Write out all lines holding the word "meta".
━━━━━━━━
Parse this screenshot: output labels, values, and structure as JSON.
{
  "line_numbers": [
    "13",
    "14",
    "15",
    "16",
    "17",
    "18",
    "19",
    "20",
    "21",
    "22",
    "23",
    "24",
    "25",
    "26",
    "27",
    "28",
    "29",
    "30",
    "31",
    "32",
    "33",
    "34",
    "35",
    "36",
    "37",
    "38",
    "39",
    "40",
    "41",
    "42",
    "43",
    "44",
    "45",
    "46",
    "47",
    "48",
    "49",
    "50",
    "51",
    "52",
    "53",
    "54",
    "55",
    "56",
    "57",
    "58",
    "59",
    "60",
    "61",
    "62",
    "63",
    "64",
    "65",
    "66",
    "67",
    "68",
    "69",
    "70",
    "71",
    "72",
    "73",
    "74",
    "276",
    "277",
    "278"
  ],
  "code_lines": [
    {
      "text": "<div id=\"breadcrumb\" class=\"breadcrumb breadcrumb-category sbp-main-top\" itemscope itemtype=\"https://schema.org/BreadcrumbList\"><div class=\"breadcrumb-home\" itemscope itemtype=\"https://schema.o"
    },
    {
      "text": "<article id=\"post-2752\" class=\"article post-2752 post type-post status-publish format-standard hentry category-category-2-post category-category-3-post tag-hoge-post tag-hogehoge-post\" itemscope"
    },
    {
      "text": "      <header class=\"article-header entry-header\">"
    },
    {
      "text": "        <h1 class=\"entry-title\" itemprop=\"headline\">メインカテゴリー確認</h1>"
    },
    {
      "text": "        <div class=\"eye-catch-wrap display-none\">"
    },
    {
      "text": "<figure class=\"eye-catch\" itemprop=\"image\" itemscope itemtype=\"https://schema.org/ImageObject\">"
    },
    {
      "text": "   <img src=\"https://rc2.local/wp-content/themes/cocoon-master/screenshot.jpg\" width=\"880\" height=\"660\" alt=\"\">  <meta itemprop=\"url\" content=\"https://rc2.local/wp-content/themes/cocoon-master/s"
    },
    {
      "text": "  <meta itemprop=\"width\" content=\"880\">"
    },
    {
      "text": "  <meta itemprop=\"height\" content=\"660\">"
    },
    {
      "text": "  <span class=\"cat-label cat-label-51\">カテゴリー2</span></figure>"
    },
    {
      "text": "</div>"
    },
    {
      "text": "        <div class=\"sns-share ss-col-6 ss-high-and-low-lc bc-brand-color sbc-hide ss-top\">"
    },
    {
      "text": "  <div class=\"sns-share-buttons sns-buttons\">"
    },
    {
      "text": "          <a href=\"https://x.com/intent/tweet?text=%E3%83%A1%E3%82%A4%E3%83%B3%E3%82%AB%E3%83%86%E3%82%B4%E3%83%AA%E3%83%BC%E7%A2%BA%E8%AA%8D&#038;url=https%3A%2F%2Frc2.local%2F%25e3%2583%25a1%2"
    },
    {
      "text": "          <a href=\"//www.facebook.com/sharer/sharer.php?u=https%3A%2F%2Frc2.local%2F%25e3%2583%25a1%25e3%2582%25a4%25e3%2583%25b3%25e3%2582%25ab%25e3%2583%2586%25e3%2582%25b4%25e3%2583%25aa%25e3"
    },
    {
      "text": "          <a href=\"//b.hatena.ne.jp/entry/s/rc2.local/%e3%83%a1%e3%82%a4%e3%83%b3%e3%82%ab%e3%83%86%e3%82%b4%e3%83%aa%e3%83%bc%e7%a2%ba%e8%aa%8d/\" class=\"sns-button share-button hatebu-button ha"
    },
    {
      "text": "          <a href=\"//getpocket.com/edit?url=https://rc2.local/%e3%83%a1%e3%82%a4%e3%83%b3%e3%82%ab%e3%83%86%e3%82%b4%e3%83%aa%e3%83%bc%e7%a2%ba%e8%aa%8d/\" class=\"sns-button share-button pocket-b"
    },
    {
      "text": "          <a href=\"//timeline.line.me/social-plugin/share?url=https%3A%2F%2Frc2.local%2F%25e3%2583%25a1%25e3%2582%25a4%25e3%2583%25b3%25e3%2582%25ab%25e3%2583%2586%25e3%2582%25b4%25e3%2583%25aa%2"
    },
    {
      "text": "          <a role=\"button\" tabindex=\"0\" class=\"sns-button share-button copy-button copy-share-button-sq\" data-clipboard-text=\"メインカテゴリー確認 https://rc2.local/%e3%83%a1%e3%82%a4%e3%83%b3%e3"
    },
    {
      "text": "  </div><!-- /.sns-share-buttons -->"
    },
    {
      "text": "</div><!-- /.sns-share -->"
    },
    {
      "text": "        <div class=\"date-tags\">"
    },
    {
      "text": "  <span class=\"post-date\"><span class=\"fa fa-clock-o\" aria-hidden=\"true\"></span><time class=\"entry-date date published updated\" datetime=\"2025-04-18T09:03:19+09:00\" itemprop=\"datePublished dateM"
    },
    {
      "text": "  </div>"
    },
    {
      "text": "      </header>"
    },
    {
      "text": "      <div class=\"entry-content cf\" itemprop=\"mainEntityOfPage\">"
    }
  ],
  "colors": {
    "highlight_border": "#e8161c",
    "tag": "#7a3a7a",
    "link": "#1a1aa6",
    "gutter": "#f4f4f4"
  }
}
━━━━━━━━
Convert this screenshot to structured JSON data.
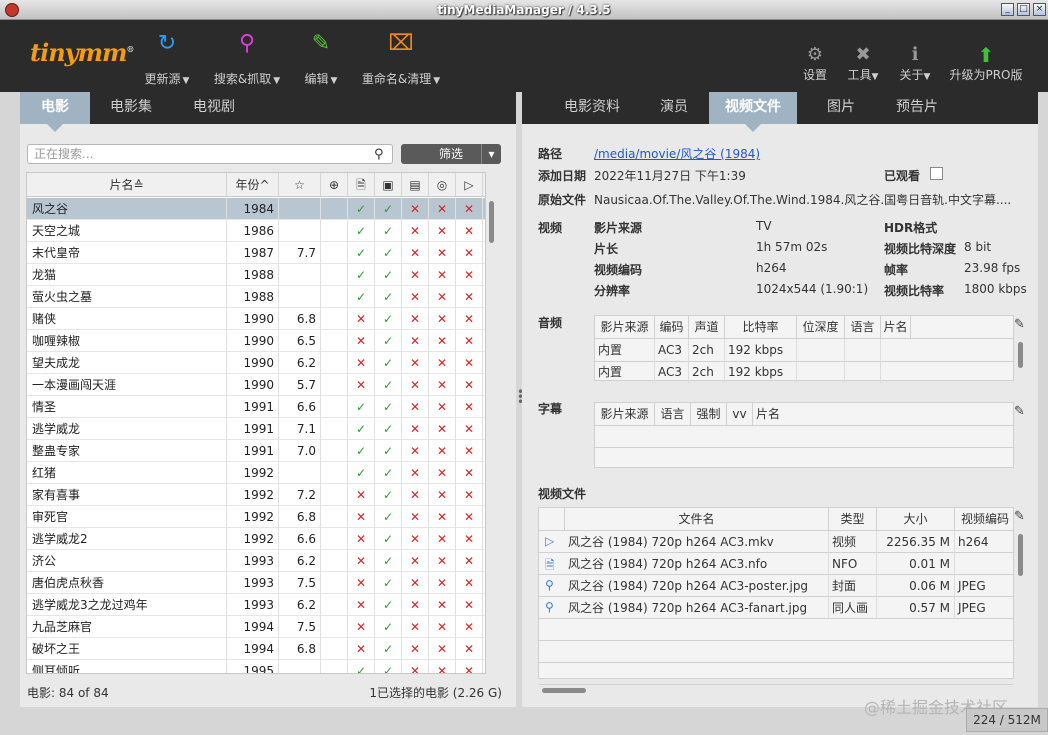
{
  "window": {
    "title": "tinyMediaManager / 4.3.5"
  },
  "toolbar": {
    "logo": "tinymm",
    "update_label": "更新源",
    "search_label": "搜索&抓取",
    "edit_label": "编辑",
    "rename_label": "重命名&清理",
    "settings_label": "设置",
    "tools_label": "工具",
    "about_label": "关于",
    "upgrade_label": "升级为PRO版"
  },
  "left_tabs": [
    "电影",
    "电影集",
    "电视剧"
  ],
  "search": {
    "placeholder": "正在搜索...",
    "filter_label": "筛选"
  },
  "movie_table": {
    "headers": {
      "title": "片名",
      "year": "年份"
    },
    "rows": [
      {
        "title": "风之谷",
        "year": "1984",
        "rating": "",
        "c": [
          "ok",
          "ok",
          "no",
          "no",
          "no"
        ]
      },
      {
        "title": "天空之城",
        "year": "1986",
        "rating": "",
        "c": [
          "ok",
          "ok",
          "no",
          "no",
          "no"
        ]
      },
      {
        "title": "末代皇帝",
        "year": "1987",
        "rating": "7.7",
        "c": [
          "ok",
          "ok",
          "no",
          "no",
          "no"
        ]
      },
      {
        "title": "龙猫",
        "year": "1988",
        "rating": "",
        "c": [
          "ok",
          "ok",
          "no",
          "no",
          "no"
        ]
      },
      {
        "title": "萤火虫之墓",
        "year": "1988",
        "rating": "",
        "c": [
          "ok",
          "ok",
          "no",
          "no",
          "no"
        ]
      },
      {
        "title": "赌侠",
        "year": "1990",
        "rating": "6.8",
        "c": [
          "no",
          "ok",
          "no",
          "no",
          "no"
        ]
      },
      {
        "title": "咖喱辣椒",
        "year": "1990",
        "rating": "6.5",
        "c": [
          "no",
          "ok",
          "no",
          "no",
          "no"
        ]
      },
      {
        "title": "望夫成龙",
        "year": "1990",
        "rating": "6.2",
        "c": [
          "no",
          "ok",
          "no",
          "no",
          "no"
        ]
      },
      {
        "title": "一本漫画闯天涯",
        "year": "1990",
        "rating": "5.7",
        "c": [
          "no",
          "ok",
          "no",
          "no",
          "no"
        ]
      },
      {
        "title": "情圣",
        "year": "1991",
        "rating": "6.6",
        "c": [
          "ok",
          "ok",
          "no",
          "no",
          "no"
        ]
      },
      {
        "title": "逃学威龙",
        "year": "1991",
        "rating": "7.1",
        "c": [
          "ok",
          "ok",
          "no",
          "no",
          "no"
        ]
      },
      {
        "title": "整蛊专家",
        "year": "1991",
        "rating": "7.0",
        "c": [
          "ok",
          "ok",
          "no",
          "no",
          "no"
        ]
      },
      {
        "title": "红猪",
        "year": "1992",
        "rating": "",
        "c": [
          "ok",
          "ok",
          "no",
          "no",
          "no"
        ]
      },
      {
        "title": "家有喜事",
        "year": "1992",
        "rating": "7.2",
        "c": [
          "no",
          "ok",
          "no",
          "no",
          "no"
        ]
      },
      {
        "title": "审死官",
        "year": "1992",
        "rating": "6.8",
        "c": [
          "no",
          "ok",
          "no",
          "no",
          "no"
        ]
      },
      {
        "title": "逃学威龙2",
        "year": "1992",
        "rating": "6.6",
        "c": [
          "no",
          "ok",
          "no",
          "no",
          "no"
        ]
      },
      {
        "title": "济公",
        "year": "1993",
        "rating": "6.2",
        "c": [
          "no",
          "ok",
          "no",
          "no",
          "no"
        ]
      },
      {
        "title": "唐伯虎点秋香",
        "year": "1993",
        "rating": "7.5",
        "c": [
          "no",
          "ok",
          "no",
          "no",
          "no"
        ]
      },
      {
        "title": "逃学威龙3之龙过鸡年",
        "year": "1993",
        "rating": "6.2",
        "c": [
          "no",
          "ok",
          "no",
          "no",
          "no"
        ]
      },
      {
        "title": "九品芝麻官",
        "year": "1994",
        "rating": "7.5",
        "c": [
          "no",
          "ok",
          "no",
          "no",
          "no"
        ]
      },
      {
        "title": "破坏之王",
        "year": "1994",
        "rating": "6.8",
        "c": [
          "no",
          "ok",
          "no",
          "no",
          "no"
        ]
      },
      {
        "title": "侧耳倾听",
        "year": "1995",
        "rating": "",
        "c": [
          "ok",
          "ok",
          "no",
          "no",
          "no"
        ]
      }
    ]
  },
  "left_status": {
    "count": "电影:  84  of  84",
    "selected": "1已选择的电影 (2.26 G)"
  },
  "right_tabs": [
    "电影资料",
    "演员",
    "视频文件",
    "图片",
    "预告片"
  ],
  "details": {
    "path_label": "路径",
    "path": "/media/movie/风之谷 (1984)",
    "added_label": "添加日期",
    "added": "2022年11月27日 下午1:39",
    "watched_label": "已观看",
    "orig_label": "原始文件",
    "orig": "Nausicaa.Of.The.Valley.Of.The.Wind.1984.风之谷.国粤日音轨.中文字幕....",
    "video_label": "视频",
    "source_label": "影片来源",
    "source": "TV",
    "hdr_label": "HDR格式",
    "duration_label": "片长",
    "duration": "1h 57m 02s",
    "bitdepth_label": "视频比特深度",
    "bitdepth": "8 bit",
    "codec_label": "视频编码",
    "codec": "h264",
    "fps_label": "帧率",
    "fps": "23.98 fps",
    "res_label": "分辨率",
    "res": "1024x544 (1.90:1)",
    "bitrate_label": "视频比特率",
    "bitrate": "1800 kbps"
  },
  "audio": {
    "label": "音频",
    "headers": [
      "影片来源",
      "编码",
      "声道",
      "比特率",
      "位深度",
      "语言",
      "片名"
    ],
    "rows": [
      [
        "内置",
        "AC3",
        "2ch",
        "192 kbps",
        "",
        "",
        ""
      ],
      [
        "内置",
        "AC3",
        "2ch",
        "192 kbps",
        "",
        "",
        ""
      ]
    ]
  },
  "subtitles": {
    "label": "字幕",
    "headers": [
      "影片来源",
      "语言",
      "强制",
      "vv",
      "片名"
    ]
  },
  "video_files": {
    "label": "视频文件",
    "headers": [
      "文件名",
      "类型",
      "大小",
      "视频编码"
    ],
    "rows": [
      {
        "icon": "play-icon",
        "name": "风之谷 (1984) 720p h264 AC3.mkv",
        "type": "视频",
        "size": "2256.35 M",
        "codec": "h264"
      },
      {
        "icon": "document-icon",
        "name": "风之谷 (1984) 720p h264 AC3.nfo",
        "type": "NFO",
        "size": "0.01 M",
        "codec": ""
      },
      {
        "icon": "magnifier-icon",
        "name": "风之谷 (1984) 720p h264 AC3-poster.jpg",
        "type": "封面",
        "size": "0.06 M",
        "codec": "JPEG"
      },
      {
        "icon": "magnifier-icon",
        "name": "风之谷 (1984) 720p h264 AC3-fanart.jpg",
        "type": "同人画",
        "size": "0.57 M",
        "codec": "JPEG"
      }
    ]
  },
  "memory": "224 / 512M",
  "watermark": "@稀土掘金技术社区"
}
━━━━━━━━
**Response**
      "text": "   <img src=\"https://rc2.local/wp-content/themes/cocoon-master/screenshot.jpg\" width=\"880\" height=\"660\" alt=\"\">  <meta itemprop=\"url\" content=\"https://rc2.local/wp-content/themes/cocoon-master/s"
      "text": "  <meta itemprop=\"width\" content=\"880\">"
      "text": "  <meta itemprop=\"height\" content=\"660\">"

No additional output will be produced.